--- GIVEN INSTRUCTION 1 ---
In the Shakhtar–Chelsea match analysis, which player came on for Chelsea when Frank Lampard went off?
--- GIVEN INSTRUCTION 2 ---
Carry the Shakhtar–Chelsea match analysis forward from its last sentence.

--- SELECTED PASSAGE ---
***

Shakhtar 2-1 Chelsea: Shakhtar attack with pace and forward bursts from Fernandinho and Srna
Shakhtar dominated the match, and should have won by more.
There were no major surprises from Mircea Lucescu – Alex Teixeira was on the right, and Tomas Hubschman in the centre of midfield.
Roberto Di Matteo brought Frank Lampard back into the side, with Ramires pushed to the right. But Lampard only lasted 18 minutes – Eden Hazard came on, Ramires dropped back into the centre of midfield, and Chelsea were back to their usual format of three rotating attackers. John Terry returned in place of Gary Cahill.
This was an extremely fast, frantic game that Shakhtar dominated primarily of better attacking combinations.
A little like Chelsea’s victory over Tottenham at the weekend, this was an extremely open, shapeless match. On Saturday, Chelsea weren’t significantly troubled by Tottenham aside from a spell before and after the break – partly because of the lack of Gareth Bale and Mousa Dembele, Spurs’ best two players at attacking with pace.
But Shakhtar were well-equipped to take advantage of Chelsea’s slow transitions from attack to defence. The away side weren’t compact enough, leaving too much space between the lines, and also failed to protect their full-backs, with the rotating band of three attackers ending up too high and central.
Both played a 4-2-3-1 system. On either side, the wide players were theoretically supposed to form a second bank of four without the ball – but the game was played at such a high tempo that this was rarely obvious – often the game felt like six defenders against four attackers, and with the forward movement of a full-back (down one side – Darijo Srna and Ashley Cole attacked more than their opposite numbers) plus Ramires and Fernandinho, both sides were able to create overloads quickly after direct passing.

***

--- LISTED ENTRIES ---
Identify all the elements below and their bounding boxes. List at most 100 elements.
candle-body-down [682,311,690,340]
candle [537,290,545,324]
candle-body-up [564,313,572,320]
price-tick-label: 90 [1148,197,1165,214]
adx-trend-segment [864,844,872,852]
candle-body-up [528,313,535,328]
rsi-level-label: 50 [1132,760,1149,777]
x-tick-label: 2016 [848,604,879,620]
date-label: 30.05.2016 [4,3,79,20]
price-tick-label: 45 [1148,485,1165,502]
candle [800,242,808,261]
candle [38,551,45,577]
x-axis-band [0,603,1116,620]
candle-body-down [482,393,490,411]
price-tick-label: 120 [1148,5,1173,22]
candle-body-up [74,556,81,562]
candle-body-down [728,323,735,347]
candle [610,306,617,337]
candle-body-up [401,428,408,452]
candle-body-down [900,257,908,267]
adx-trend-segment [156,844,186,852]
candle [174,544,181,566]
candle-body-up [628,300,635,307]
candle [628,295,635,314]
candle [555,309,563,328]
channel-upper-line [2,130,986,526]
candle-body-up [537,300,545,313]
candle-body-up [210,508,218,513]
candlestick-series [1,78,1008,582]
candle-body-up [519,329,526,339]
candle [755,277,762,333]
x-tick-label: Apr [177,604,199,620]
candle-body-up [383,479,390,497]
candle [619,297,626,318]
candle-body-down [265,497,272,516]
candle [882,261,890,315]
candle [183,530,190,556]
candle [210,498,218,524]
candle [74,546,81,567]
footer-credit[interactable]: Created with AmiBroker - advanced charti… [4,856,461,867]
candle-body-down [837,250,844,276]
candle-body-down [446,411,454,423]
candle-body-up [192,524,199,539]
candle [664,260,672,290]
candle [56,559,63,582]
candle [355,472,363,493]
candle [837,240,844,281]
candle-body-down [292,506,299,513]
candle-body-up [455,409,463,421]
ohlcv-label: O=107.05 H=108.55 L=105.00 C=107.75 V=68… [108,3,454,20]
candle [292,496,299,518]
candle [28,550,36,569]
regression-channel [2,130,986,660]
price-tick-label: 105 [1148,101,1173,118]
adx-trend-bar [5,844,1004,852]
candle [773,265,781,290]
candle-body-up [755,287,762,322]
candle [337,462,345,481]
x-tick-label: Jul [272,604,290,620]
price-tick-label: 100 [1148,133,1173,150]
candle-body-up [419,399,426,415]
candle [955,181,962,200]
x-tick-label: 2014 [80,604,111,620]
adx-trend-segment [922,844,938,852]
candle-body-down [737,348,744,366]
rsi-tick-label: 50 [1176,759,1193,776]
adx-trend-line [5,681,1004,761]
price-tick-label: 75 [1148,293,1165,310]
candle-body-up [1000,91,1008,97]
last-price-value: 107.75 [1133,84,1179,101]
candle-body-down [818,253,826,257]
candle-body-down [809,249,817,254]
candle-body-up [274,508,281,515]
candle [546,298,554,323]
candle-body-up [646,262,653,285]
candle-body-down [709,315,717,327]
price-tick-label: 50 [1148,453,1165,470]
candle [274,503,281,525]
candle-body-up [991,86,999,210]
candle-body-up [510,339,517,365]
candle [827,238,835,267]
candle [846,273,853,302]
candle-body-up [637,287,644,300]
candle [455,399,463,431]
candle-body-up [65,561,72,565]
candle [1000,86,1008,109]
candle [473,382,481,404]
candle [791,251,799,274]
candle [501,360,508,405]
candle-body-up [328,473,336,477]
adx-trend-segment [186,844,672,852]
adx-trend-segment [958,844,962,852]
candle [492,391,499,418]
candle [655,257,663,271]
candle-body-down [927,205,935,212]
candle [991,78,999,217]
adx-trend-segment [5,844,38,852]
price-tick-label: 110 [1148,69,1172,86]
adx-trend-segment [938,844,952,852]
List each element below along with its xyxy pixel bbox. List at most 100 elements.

***

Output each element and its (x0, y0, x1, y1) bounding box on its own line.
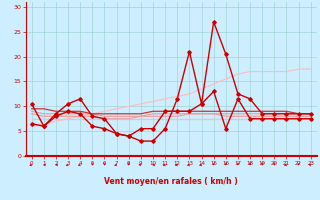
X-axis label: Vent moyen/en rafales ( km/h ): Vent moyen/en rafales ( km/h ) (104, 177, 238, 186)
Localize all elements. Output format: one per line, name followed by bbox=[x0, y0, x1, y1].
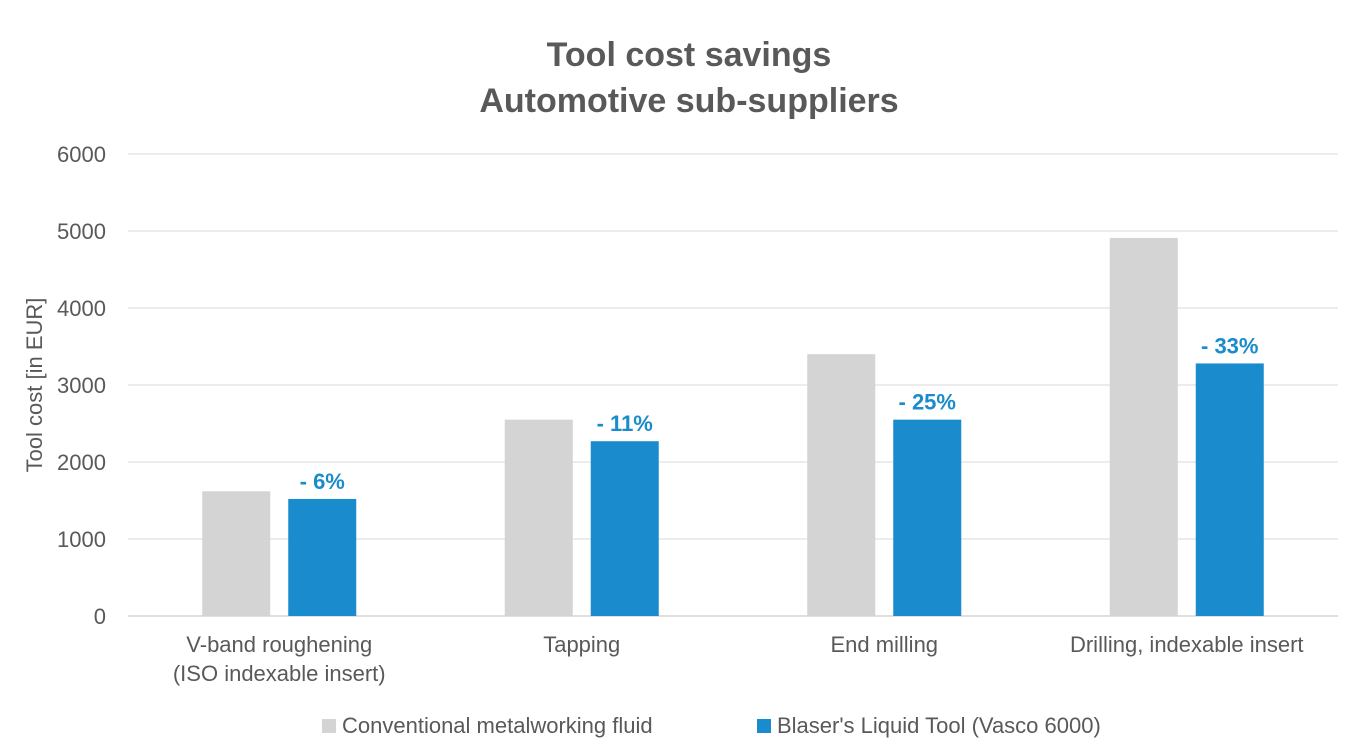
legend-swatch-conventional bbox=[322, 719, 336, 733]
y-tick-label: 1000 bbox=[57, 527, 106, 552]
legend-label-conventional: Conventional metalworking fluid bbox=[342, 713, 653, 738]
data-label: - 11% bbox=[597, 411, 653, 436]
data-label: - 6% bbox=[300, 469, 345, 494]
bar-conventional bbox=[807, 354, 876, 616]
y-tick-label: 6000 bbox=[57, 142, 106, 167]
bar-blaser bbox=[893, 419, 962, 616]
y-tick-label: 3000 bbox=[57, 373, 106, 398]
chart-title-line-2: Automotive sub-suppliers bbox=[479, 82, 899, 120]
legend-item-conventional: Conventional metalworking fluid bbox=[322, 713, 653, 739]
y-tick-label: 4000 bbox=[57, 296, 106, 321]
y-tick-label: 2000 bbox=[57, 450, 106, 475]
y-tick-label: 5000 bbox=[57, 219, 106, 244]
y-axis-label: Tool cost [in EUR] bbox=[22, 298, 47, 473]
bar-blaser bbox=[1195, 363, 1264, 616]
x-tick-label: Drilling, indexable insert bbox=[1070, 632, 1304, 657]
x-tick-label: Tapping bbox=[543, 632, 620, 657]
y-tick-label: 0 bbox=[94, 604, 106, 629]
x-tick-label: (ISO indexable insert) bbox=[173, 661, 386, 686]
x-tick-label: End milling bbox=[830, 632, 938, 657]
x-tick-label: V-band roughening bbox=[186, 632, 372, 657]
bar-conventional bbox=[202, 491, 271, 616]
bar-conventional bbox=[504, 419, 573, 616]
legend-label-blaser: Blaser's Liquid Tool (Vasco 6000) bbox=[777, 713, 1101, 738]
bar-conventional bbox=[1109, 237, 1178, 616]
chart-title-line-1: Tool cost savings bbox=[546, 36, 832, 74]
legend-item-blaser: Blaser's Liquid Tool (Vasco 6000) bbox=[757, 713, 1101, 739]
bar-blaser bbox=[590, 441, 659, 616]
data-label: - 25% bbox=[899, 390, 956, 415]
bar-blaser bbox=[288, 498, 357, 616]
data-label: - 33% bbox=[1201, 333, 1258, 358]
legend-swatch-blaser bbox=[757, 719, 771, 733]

***

--- WRITTEN REPLY 1 ---
Eden Hazard.

--- WRITTEN REPLY 2 ---
If there was one major difference in the formats of the sides, it was the role of the number ten. Oscar tried to get goalside of Tomas Hubschman, who was content to stay in position, so those two rather nullified each other. At the other end, however, Henrikh Mkhitaryan played between the lines and drew John Terry out from the back a couple of times – this created space for other Shakhtar players to attack into, and Mkhitarayan also had a good game, creating chances for others and having a couple of attempts from distance.
Chelsea conceded early – a scrappy goal after some poor penalty box defending, a feature throughout the game. From then, they had to impose themselves on the game and tried to press – but this isn’t something that comes naturally to this Chelsea side, and the closing down was disjointed. Sometimes, the attackers would press but no-one would follow, allowing Shakhtar to play the ball forward easily, with the Chelsea defence exposed. Though Shakhtar’s passing is generally short and neat, they weren’t afraid to hit longer balls into the front two, particularly when Mkhitarayan was unmarked between the lines.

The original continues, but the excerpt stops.